#### [Exercise directions]
Starting with the line that contains "Type out the text in this image.", copy each line exactly through the end of the listing, and omit all pictures.

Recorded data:
□ □ □ □
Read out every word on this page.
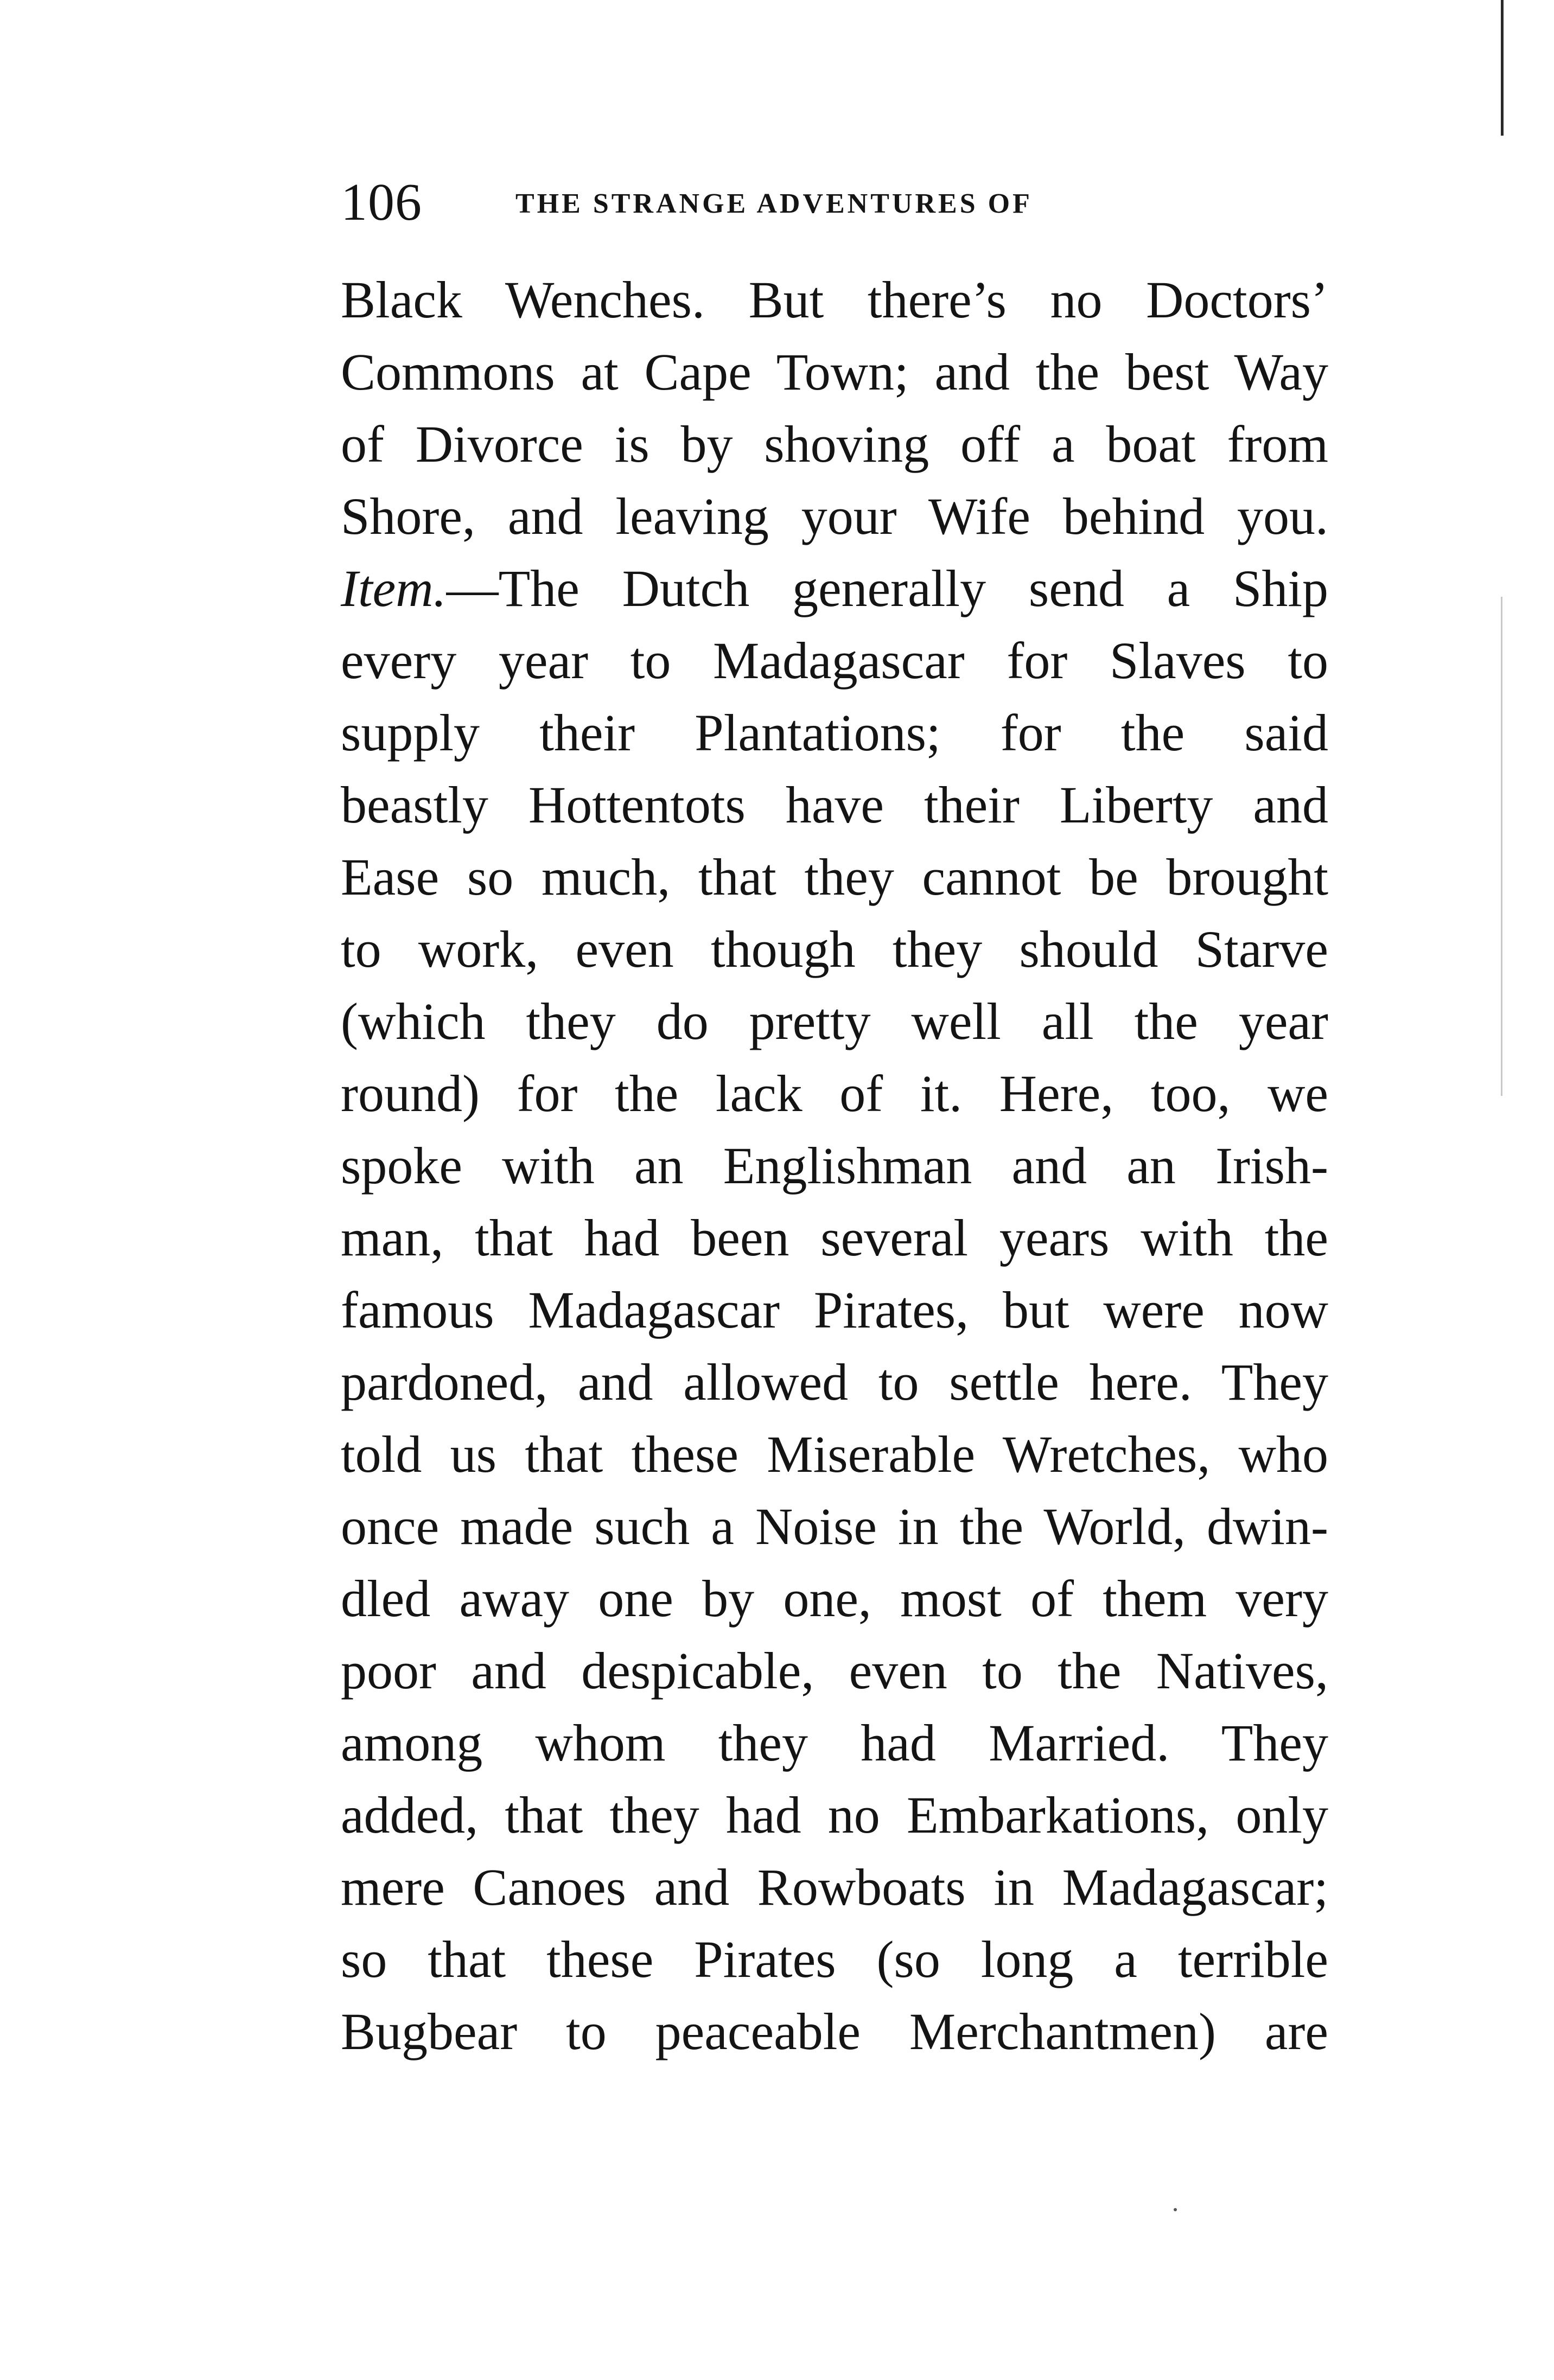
106	THE STRANGE ADVENTURES OF
Black Wenches. But there’s no Doctors’
Commons at Cape Town; and the best Way
of Divorce is by shoving off a boat from
Shore, and leaving your Wife behind you.
Item.—The Dutch generally send a Ship
every year to Madagascar for Slaves to
supply their Plantations; for the said
beastly Hottentots have their Liberty and
Ease so much, that they cannot be brought
to work, even though they should Starve
(which they do pretty well all the year
round) for the lack of it. Here, too, we
spoke with an Englishman and an Irish-
man, that had been several years with the
famous Madagascar Pirates, but were now
pardoned, and allowed to settle here. They
told us that these Miserable Wretches, who
once made such a Noise in the World, dwin-
dled away one by one, most of them very
poor and despicable, even to the Natives,
among whom they had Married. They
added, that they had no Embarkations, only
mere Canoes and Rowboats in Madagascar;
so that these Pirates (so long a terrible
Bugbear to peaceable Merchantmen) are
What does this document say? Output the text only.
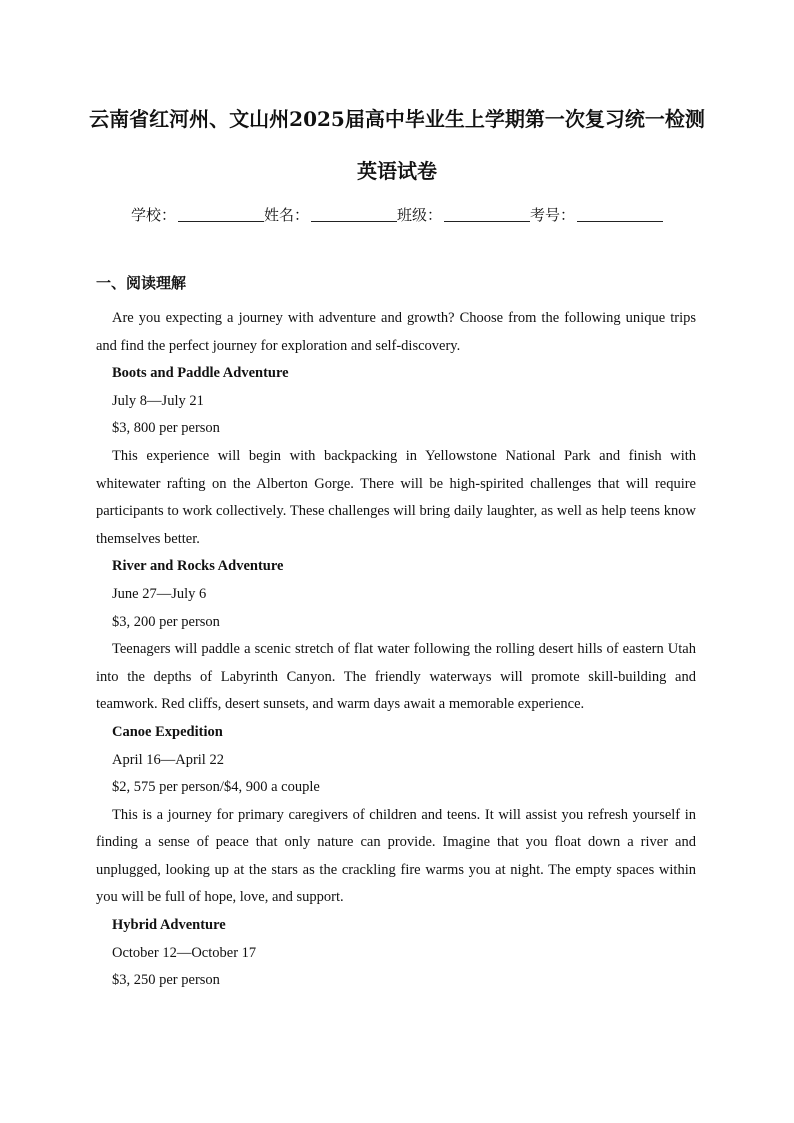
云南省红河州、文山州2025届高中毕业生上学期第一次复习统一检测
英语试卷
学校：	姓名：	班级：	考号：
一、阅读理解

Are you expecting a journey with adventure and growth? Choose from the following unique trips and find the perfect journey for exploration and self-discovery.

Boots and Paddle Adventure

July 8—July 21

$3, 800 per person

This experience will begin with backpacking in Yellowstone National Park and finish with whitewater rafting on the Alberton Gorge. There will be high-spirited challenges that will require participants to work collectively. These challenges will bring daily laughter, as well as help teens know themselves better.

River and Rocks Adventure

June 27—July 6

$3, 200 per person

Teenagers will paddle a scenic stretch of flat water following the rolling desert hills of eastern Utah into the depths of Labyrinth Canyon. The friendly waterways will promote skill-building and teamwork. Red cliffs, desert sunsets, and warm days await a memorable experience.

Canoe Expedition

April 16—April 22

$2, 575 per person/$4, 900 a couple

This is a journey for primary caregivers of children and teens. It will assist you refresh yourself in finding a sense of peace that only nature can provide. Imagine that you float down a river and unplugged, looking up at the stars as the crackling fire warms you at night. The empty spaces within you will be full of hope, love, and support.

Hybrid Adventure

October 12—October 17

$3, 250 per person
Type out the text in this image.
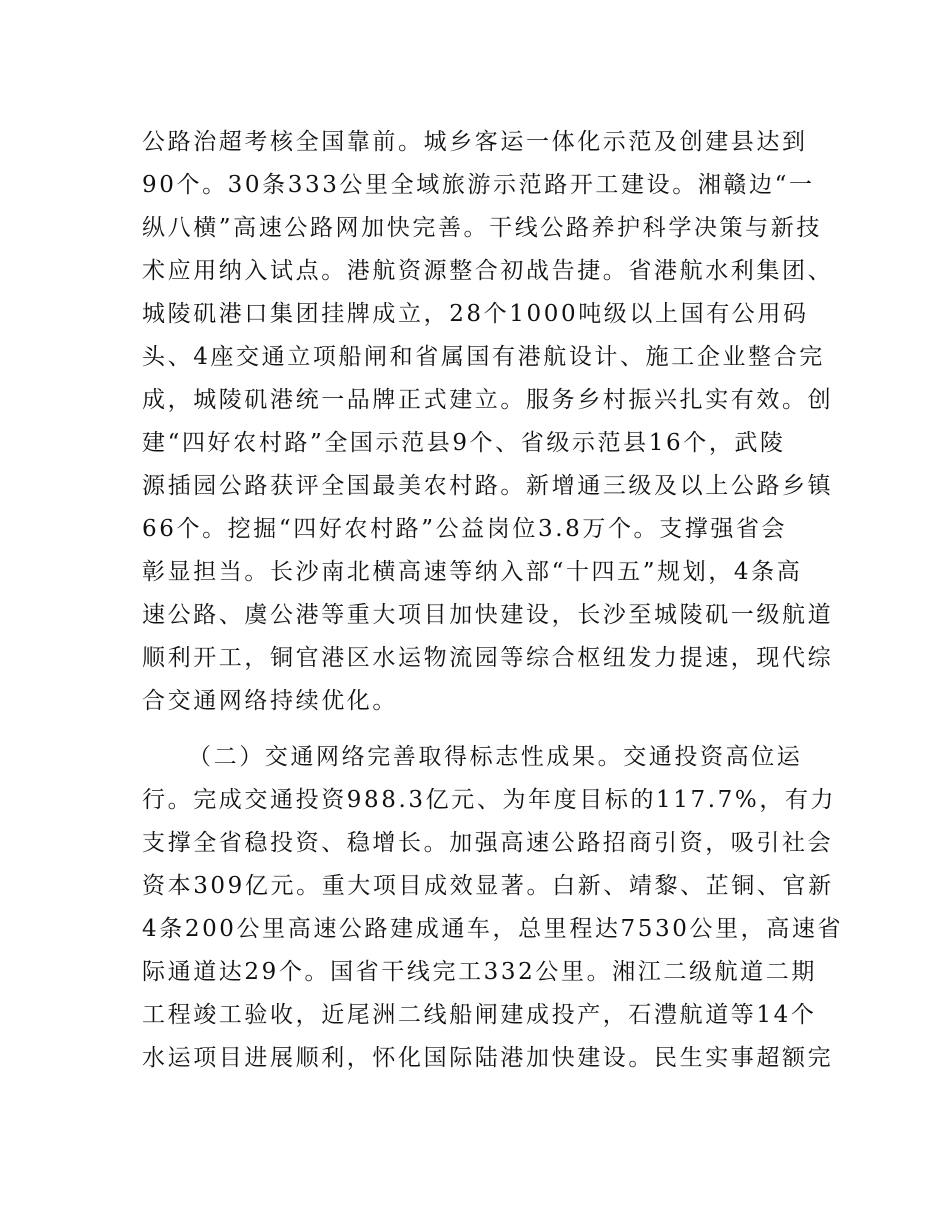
公路治超考核全国靠前。城乡客运一体化示范及创建县达到
90个。30条333公里全域旅游示范路开工建设。湘赣边“一
纵八横”高速公路网加快完善。干线公路养护科学决策与新技
术应用纳入试点。港航资源整合初战告捷。省港航水利集团、
城陵矶港口集团挂牌成立，28个1000吨级以上国有公用码
头、4座交通立项船闸和省属国有港航设计、施工企业整合完
成，城陵矶港统一品牌正式建立。服务乡村振兴扎实有效。创
建“四好农村路”全国示范县9个、省级示范县16个，武陵
源插园公路获评全国最美农村路。新增通三级及以上公路乡镇
66个。挖掘“四好农村路”公益岗位3.8万个。支撑强省会
彰显担当。长沙南北横高速等纳入部“十四五”规划，4条高
速公路、虞公港等重大项目加快建设，长沙至城陵矶一级航道
顺利开工，铜官港区水运物流园等综合枢纽发力提速，现代综
合交通网络持续优化。
（二）交通网络完善取得标志性成果。交通投资高位运
行。完成交通投资988.3亿元、为年度目标的117.7%，有力
支撑全省稳投资、稳增长。加强高速公路招商引资，吸引社会
资本309亿元。重大项目成效显著。白新、靖黎、芷铜、官新
4条200公里高速公路建成通车，总里程达7530公里，高速省
际通道达29个。国省干线完工332公里。湘江二级航道二期
工程竣工验收，近尾洲二线船闸建成投产，石澧航道等14个
水运项目进展顺利，怀化国际陆港加快建设。民生实事超额完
□ □ □ □
#### [Final result]
Type out the text in this image.
公路治超考核全国靠前。城乡客运一体化示范及创建县达到
90个。30条333公里全域旅游示范路开工建设。湘赣边“一
纵八横”高速公路网加快完善。干线公路养护科学决策与新技
术应用纳入试点。港航资源整合初战告捷。省港航水利集团、
城陵矶港口集团挂牌成立，28个1000吨级以上国有公用码
头、4座交通立项船闸和省属国有港航设计、施工企业整合完
成，城陵矶港统一品牌正式建立。服务乡村振兴扎实有效。创
建“四好农村路”全国示范县9个、省级示范县16个，武陵
源插园公路获评全国最美农村路。新增通三级及以上公路乡镇
66个。挖掘“四好农村路”公益岗位3.8万个。支撑强省会
彰显担当。长沙南北横高速等纳入部“十四五”规划，4条高
速公路、虞公港等重大项目加快建设，长沙至城陵矶一级航道
顺利开工，铜官港区水运物流园等综合枢纽发力提速，现代综
合交通网络持续优化。
（二）交通网络完善取得标志性成果。交通投资高位运
行。完成交通投资988.3亿元、为年度目标的117.7%，有力
支撑全省稳投资、稳增长。加强高速公路招商引资，吸引社会
资本309亿元。重大项目成效显著。白新、靖黎、芷铜、官新
4条200公里高速公路建成通车，总里程达7530公里，高速省
际通道达29个。国省干线完工332公里。湘江二级航道二期
工程竣工验收，近尾洲二线船闸建成投产，石澧航道等14个
水运项目进展顺利，怀化国际陆港加快建设。民生实事超额完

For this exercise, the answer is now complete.